#### REQUIREMENTS:
Leave out the images and repeat the listing below without a single change.

#### Collected data:

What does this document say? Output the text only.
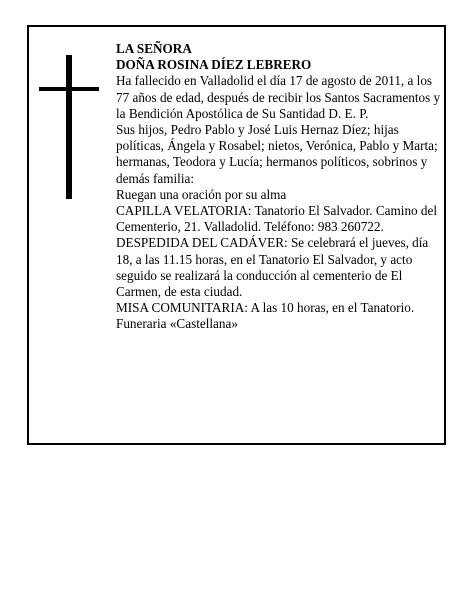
LA SEÑORA

DOÑA ROSINA DÍEZ LEBRERO

Ha fallecido en Valladolid el día 17 de agosto de 2011, a los 77 años de edad, después de recibir los Santos Sacramentos y la Bendición Apostólica de Su Santidad D. E. P.

Sus hijos, Pedro Pablo y José Luis Hernaz Díez; hijas políticas, Ángela y Rosabel; nietos, Verónica, Pablo y Marta; hermanas, Teodora y Lucía; hermanos políticos, sobrinos y demás familia:

Ruegan una oración por su alma

CAPILLA VELATORIA: Tanatorio El Salvador. Camino del Cementerio, 21. Valladolid. Teléfono: 983 260722.

DESPEDIDA DEL CADÁVER: Se celebrará el jueves, día 18, a las 11.15 horas, en el Tanatorio El Salvador, y acto seguido se realizará la conducción al cementerio de El Carmen, de esta ciudad.

MISA COMUNITARIA: A las 10 horas, en el Tanatorio.

Funeraria «Castellana»
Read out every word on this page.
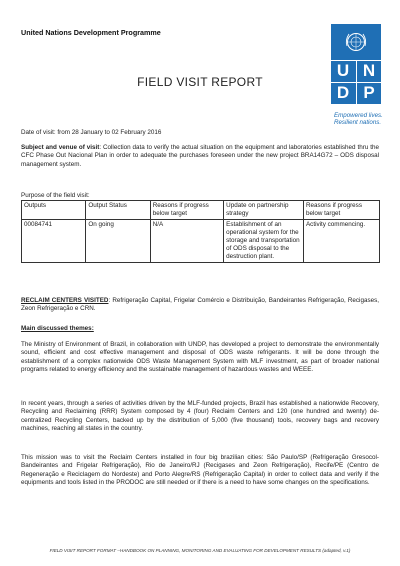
United Nations Development Programme
U N
D P
Empowered lives.
Resilient nations.
FIELD VISIT REPORT
Date of visit: from 28 January to 02 February 2016
Subject and venue of visit: Collection data to verify the actual situation on the equipment and laboratories established thru the CFC Phase Out Nacional Plan in order to adequate the purchases foreseen under the new project BRA14G72 – ODS disposal management system.
Purpose of the field visit:
Outputs	Output Status	Reasons if progress below target	Update on partnership strategy	Reasons if progress below target
00084741	On going	N/A	Establishment of an operational system for the storage and transportation of ODS disposal to the destruction plant.	Activity commencing.
RECLAIM CENTERS VISITED: Refrigeração Capital, Frigelar Comércio e Distribuição, Bandeirantes Refrigeração, Recigases, Zeon Refrigeração e CRN.
Main discussed themes:
The Ministry of Environment of Brazil, in collaboration with UNDP, has developed a project to demonstrate the environmentally sound, efficient and cost effective management and disposal of ODS waste refrigerants. It will be done through the establishment of a complex nationwide ODS Waste Management System with MLF investment, as part of broader national programs related to energy efficiency and the sustainable management of hazardous wastes and WEEE.
In recent years, through a series of activities driven by the MLF-funded projects, Brazil has established a nationwide Recovery, Recycling and Reclaiming (RRR) System composed by 4 (four) Reclaim Centers and 120 (one hundred and twenty) de-centralized Recycling Centers, backed up by the distribution of 5,000 (five thousand) tools, recovery bags and recovery machines, reaching all states in the country.
This mission was to visit the Reclaim Centers installed in four big brazilian cities: São Paulo/SP (Refrigeração Gresocol-Bandeirantes and Frigelar Refrigeração), Rio de Janeiro/RJ (Recigases and Zeon Refrigeração), Recife/PE (Centro de Regeneração e Reciclagem do Nordeste) and Porto Alegre/RS (Refrigeração Capital) in order to collect data and verify if the equipments and tools listed in the PRODOC are still needed or if there is a need to have some changes on the specifications.
FIELD VISIT REPORT FORMAT –HANDBOOK ON PLANNING, MONITORING AND EVALUATING FOR DEVELOPMENT RESULTS (adapted, v.1)
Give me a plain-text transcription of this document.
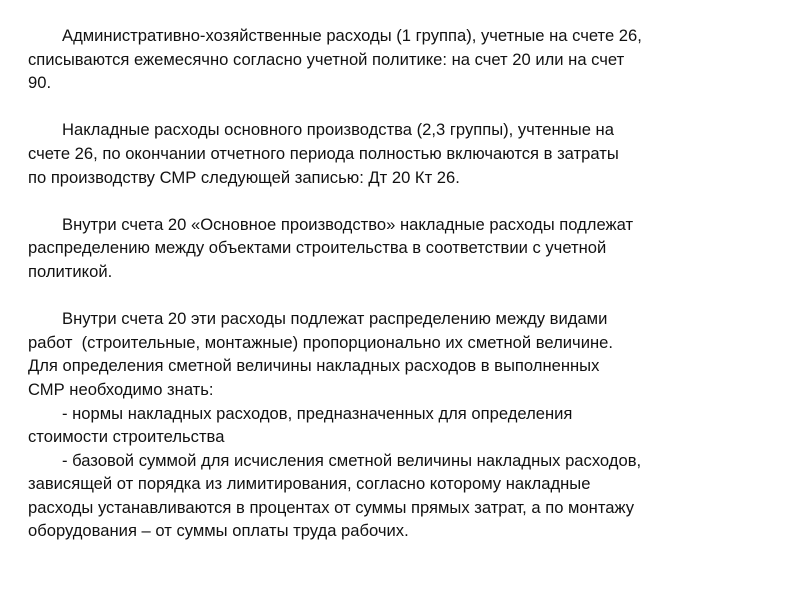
Административно-хозяйственные расходы (1 группа), учетные на счете 26,
списываются ежемесячно согласно учетной политике: на счет 20 или на счет
90.
Накладные расходы основного производства (2,3 группы), учтенные на
счете 26, по окончании отчетного периода полностью включаются в затраты
по производству СМР следующей записью: Дт 20 Кт 26.
Внутри счета 20 «Основное производство» накладные расходы подлежат
распределению между объектами строительства в соответствии с учетной
политикой.
Внутри счета 20 эти расходы подлежат распределению между видами
работ  (строительные, монтажные) пропорционально их сметной величине.
Для определения сметной величины накладных расходов в выполненных
СМР необходимо знать:
- нормы накладных расходов, предназначенных для определения
стоимости строительства
- базовой суммой для исчисления сметной величины накладных расходов,
зависящей от порядка из лимитирования, согласно которому накладные
расходы устанавливаются в процентах от суммы прямых затрат, а по монтажу
оборудования – от суммы оплаты труда рабочих.
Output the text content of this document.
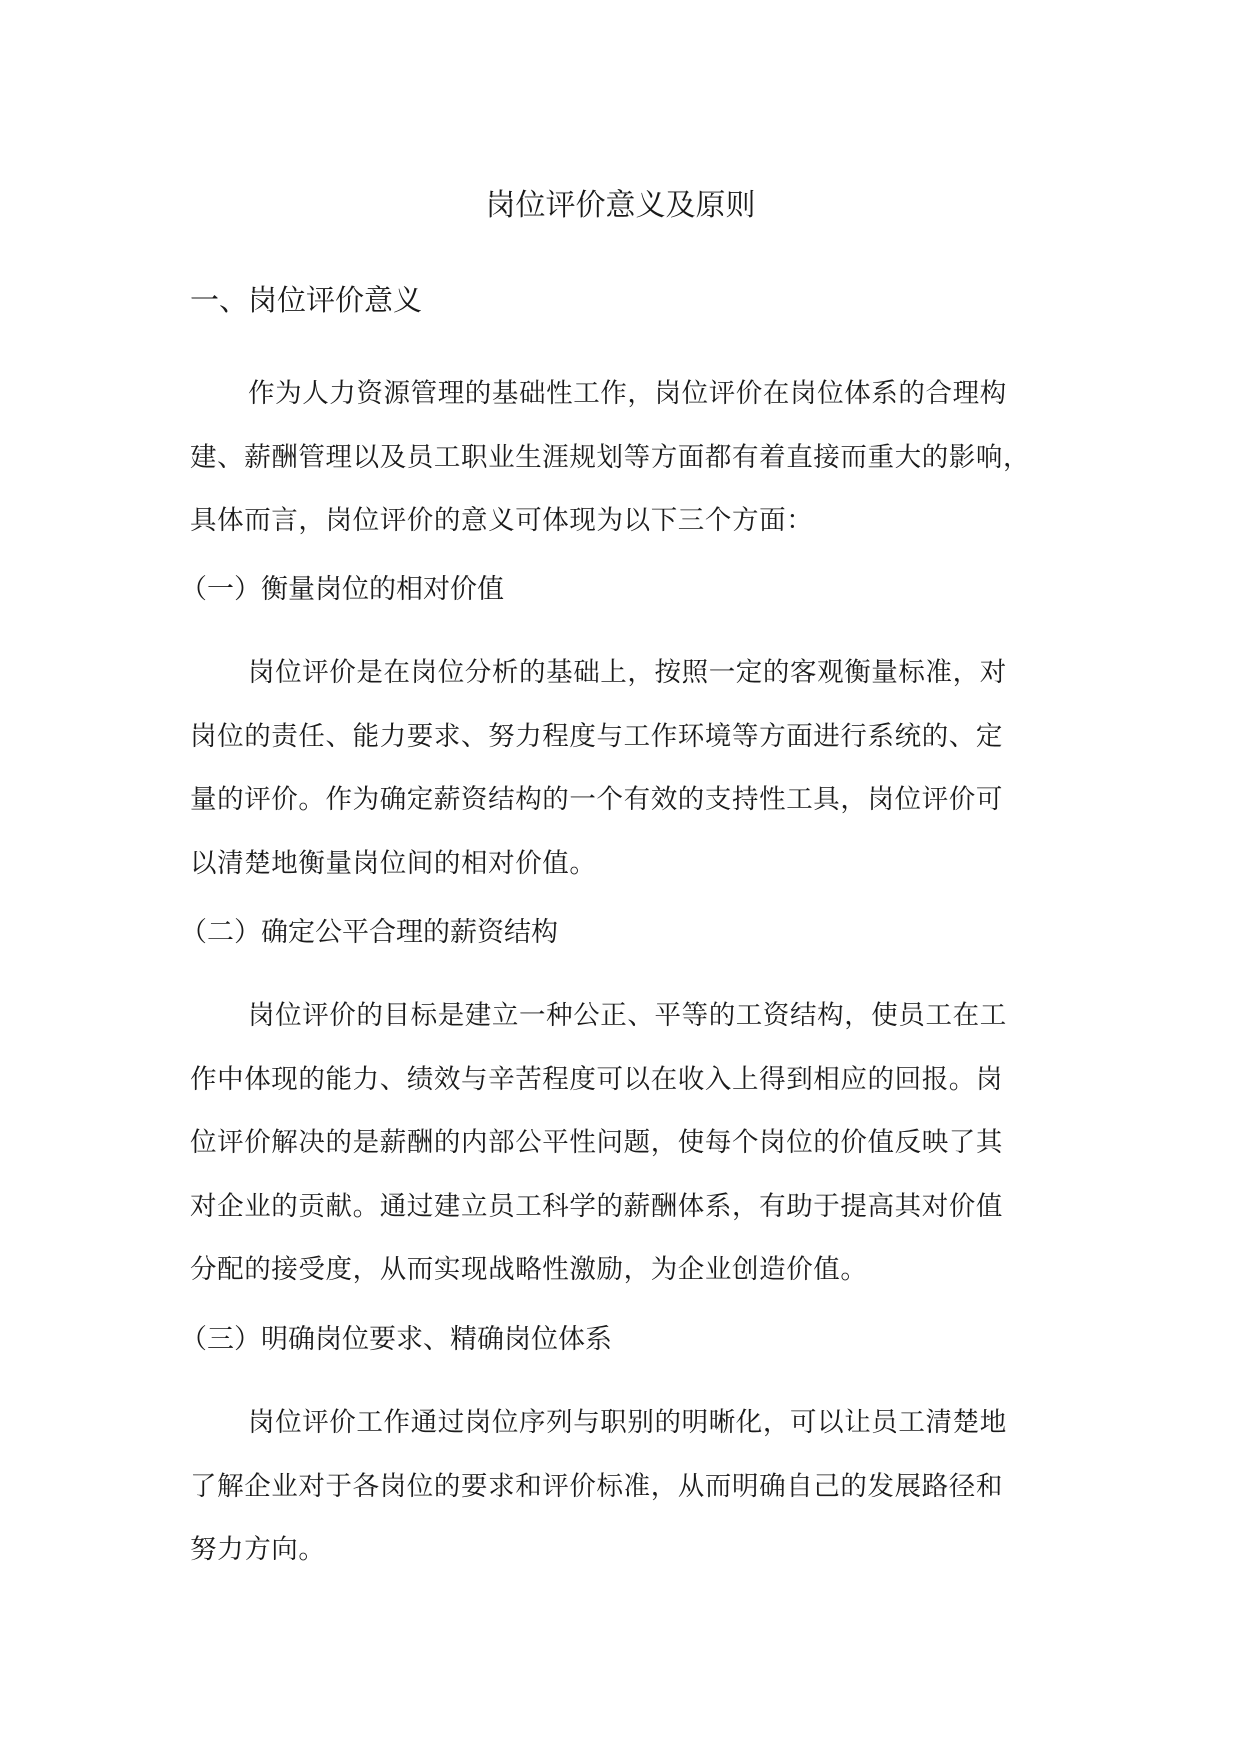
岗位评价意义及原则
一、岗位评价意义

作为人力资源管理的基础性工作，岗位评价在岗位体系的合理构
建、薪酬管理以及员工职业生涯规划等方面都有着直接而重大的影响，
具体而言，岗位评价的意义可体现为以下三个方面：

（一）衡量岗位的相对价值

岗位评价是在岗位分析的基础上，按照一定的客观衡量标准，对
岗位的责任、能力要求、努力程度与工作环境等方面进行系统的、定
量的评价。作为确定薪资结构的一个有效的支持性工具，岗位评价可
以清楚地衡量岗位间的相对价值。

（二）确定公平合理的薪资结构

岗位评价的目标是建立一种公正、平等的工资结构，使员工在工
作中体现的能力、绩效与辛苦程度可以在收入上得到相应的回报。岗
位评价解决的是薪酬的内部公平性问题，使每个岗位的价值反映了其
对企业的贡献。通过建立员工科学的薪酬体系，有助于提高其对价值
分配的接受度，从而实现战略性激励，为企业创造价值。

（三）明确岗位要求、精确岗位体系

岗位评价工作通过岗位序列与职别的明晰化，可以让员工清楚地
了解企业对于各岗位的要求和评价标准，从而明确自己的发展路径和
努力方向。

#### RESPONSE TO THE TASK:
What does this document say? Output the text only.
LA SEÑORA

DOÑA ROSINA DÍEZ LEBRERO

Ha fallecido en Valladolid el día 17 de agosto de 2011, a los 77 años de edad, después de recibir los Santos Sacramentos y la Bendición Apostólica de Su Santidad D. E. P.

Sus hijos, Pedro Pablo y José Luis Hernaz Díez; hijas políticas, Ángela y Rosabel; nietos, Verónica, Pablo y Marta; hermanas, Teodora y Lucía; hermanos políticos, sobrinos y demás familia:

Ruegan una oración por su alma

CAPILLA VELATORIA: Tanatorio El Salvador. Camino del Cementerio, 21. Valladolid. Teléfono: 983 260722.

DESPEDIDA DEL CADÁVER: Se celebrará el jueves, día 18, a las 11.15 horas, en el Tanatorio El Salvador, y acto seguido se realizará la conducción al cementerio de El Carmen, de esta ciudad.

MISA COMUNITARIA: A las 10 horas, en el Tanatorio.

Funeraria «Castellana»
Read out every word on this page.
United Nations Development Programme
U N
D P
Empowered lives.
Resilient nations.
FIELD VISIT REPORT
Date of visit: from 28 January to 02 February 2016
Subject and venue of visit: Collection data to verify the actual situation on the equipment and laboratories established thru the CFC Phase Out Nacional Plan in order to adequate the purchases foreseen under the new project BRA14G72 – ODS disposal management system.
Purpose of the field visit:
Outputs	Output Status	Reasons if progress below target	Update on partnership strategy	Reasons if progress below target
00084741	On going	N/A	Establishment of an operational system for the storage and transportation of ODS disposal to the destruction plant.	Activity commencing.
RECLAIM CENTERS VISITED: Refrigeração Capital, Frigelar Comércio e Distribuição, Bandeirantes Refrigeração, Recigases, Zeon Refrigeração e CRN.
Main discussed themes:
The Ministry of Environment of Brazil, in collaboration with UNDP, has developed a project to demonstrate the environmentally sound, efficient and cost effective management and disposal of ODS waste refrigerants. It will be done through the establishment of a complex nationwide ODS Waste Management System with MLF investment, as part of broader national programs related to energy efficiency and the sustainable management of hazardous wastes and WEEE.
In recent years, through a series of activities driven by the MLF-funded projects, Brazil has established a nationwide Recovery, Recycling and Reclaiming (RRR) System composed by 4 (four) Reclaim Centers and 120 (one hundred and twenty) de-centralized Recycling Centers, backed up by the distribution of 5,000 (five thousand) tools, recovery bags and recovery machines, reaching all states in the country.
This mission was to visit the Reclaim Centers installed in four big brazilian cities: São Paulo/SP (Refrigeração Gresocol-Bandeirantes and Frigelar Refrigeração), Rio de Janeiro/RJ (Recigases and Zeon Refrigeração), Recife/PE (Centro de Regeneração e Reciclagem do Nordeste) and Porto Alegre/RS (Refrigeração Capital) in order to collect data and verify if the equipments and tools listed in the PRODOC are still needed or if there is a need to have some changes on the specifications.
FIELD VISIT REPORT FORMAT –HANDBOOK ON PLANNING, MONITORING AND EVALUATING FOR DEVELOPMENT RESULTS (adapted, v.1)
Give me a plain-text transcription of this document.
Административно-хозяйственные расходы (1 группа), учетные на счете 26,
списываются ежемесячно согласно учетной политике: на счет 20 или на счет
90.
Накладные расходы основного производства (2,3 группы), учтенные на
счете 26, по окончании отчетного периода полностью включаются в затраты
по производству СМР следующей записью: Дт 20 Кт 26.
Внутри счета 20 «Основное производство» накладные расходы подлежат
распределению между объектами строительства в соответствии с учетной
политикой.
Внутри счета 20 эти расходы подлежат распределению между видами
работ  (строительные, монтажные) пропорционально их сметной величине.
Для определения сметной величины накладных расходов в выполненных
СМР необходимо знать:
- нормы накладных расходов, предназначенных для определения
стоимости строительства
- базовой суммой для исчисления сметной величины накладных расходов,
зависящей от порядка из лимитирования, согласно которому накладные
расходы устанавливаются в процентах от суммы прямых затрат, а по монтажу
оборудования – от суммы оплаты труда рабочих.
Output the text content of this document.
岗位评价意义及原则
一、岗位评价意义

作为人力资源管理的基础性工作，岗位评价在岗位体系的合理构
建、薪酬管理以及员工职业生涯规划等方面都有着直接而重大的影响，
具体而言，岗位评价的意义可体现为以下三个方面：

（一）衡量岗位的相对价值

岗位评价是在岗位分析的基础上，按照一定的客观衡量标准，对
岗位的责任、能力要求、努力程度与工作环境等方面进行系统的、定
量的评价。作为确定薪资结构的一个有效的支持性工具，岗位评价可
以清楚地衡量岗位间的相对价值。

（二）确定公平合理的薪资结构

岗位评价的目标是建立一种公正、平等的工资结构，使员工在工
作中体现的能力、绩效与辛苦程度可以在收入上得到相应的回报。岗
位评价解决的是薪酬的内部公平性问题，使每个岗位的价值反映了其
对企业的贡献。通过建立员工科学的薪酬体系，有助于提高其对价值
分配的接受度，从而实现战略性激励，为企业创造价值。

（三）明确岗位要求、精确岗位体系

岗位评价工作通过岗位序列与职别的明晰化，可以让员工清楚地
了解企业对于各岗位的要求和评价标准，从而明确自己的发展路径和
努力方向。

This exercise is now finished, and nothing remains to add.